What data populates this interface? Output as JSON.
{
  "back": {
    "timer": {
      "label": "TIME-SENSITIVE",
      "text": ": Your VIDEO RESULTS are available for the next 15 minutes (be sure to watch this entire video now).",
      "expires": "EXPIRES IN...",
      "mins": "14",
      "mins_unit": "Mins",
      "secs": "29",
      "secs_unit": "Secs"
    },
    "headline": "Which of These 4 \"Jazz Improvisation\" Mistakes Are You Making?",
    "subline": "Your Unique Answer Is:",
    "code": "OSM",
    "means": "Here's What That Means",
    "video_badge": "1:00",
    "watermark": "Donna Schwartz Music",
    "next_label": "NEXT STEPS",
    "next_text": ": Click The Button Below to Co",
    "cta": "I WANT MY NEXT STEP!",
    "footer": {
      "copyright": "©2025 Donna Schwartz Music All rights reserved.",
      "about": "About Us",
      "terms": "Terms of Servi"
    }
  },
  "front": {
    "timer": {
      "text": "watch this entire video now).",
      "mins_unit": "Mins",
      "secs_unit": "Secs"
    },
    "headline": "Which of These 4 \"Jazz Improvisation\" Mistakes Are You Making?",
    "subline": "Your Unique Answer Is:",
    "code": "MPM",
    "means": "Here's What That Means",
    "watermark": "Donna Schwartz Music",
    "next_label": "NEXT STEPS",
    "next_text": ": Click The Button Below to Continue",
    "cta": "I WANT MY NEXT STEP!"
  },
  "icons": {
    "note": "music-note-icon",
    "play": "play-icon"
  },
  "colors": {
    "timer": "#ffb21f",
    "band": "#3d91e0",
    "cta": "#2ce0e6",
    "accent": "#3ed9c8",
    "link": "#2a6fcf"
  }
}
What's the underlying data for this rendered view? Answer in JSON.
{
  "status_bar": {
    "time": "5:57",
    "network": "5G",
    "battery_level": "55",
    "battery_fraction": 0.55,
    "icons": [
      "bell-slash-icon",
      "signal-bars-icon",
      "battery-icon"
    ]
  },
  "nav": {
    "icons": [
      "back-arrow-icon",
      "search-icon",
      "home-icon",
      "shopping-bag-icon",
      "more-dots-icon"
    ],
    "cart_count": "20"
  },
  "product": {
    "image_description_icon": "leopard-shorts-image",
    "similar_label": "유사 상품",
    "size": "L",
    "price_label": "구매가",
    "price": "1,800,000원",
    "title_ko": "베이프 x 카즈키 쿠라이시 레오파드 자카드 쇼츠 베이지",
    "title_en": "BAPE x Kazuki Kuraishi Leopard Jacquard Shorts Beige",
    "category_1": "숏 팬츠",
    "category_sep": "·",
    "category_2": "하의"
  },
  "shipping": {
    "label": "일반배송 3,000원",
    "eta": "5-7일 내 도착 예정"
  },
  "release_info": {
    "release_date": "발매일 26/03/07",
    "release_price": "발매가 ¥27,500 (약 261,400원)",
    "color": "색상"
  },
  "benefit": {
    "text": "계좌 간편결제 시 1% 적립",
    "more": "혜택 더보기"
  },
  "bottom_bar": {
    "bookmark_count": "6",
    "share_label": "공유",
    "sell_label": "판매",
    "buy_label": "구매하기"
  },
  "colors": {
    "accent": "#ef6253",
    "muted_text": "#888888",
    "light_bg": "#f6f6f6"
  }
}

--------------------------------------------------

Exercise prompt> In the entries above, take the line containing "What's the underlying" and each later line through the last, and repeat them exactly. Output nothing else.

Written solution>
What's the underlying data for this rendered view? Answer in JSON.
{
  "status_bar": {
    "time": "5:57",
    "network": "5G",
    "battery_level": "55",
    "battery_fraction": 0.55,
    "icons": [
      "bell-slash-icon",
      "signal-bars-icon",
      "battery-icon"
    ]
  },
  "nav": {
    "icons": [
      "back-arrow-icon",
      "search-icon",
      "home-icon",
      "shopping-bag-icon",
      "more-dots-icon"
    ],
    "cart_count": "20"
  },
  "product": {
    "image_description_icon": "leopard-shorts-image",
    "similar_label": "유사 상품",
    "size": "L",
    "price_label": "구매가",
    "price": "1,800,000원",
    "title_ko": "베이프 x 카즈키 쿠라이시 레오파드 자카드 쇼츠 베이지",
    "title_en": "BAPE x Kazuki Kuraishi Leopard Jacquard Shorts Beige",
    "category_1": "숏 팬츠",
    "category_sep": "·",
    "category_2": "하의"
  },
  "shipping": {
    "label": "일반배송 3,000원",
    "eta": "5-7일 내 도착 예정"
  },
  "release_info": {
    "release_date": "발매일 26/03/07",
    "release_price": "발매가 ¥27,500 (약 261,400원)",
    "color": "색상"
  },
  "benefit": {
    "text": "계좌 간편결제 시 1% 적립",
    "more": "혜택 더보기"
  },
  "bottom_bar": {
    "bookmark_count": "6",
    "share_label": "공유",
    "sell_label": "판매",
    "buy_label": "구매하기"
  },
  "colors": {
    "accent": "#ef6253",
    "muted_text": "#888888",
    "light_bg": "#f6f6f6"
  }
}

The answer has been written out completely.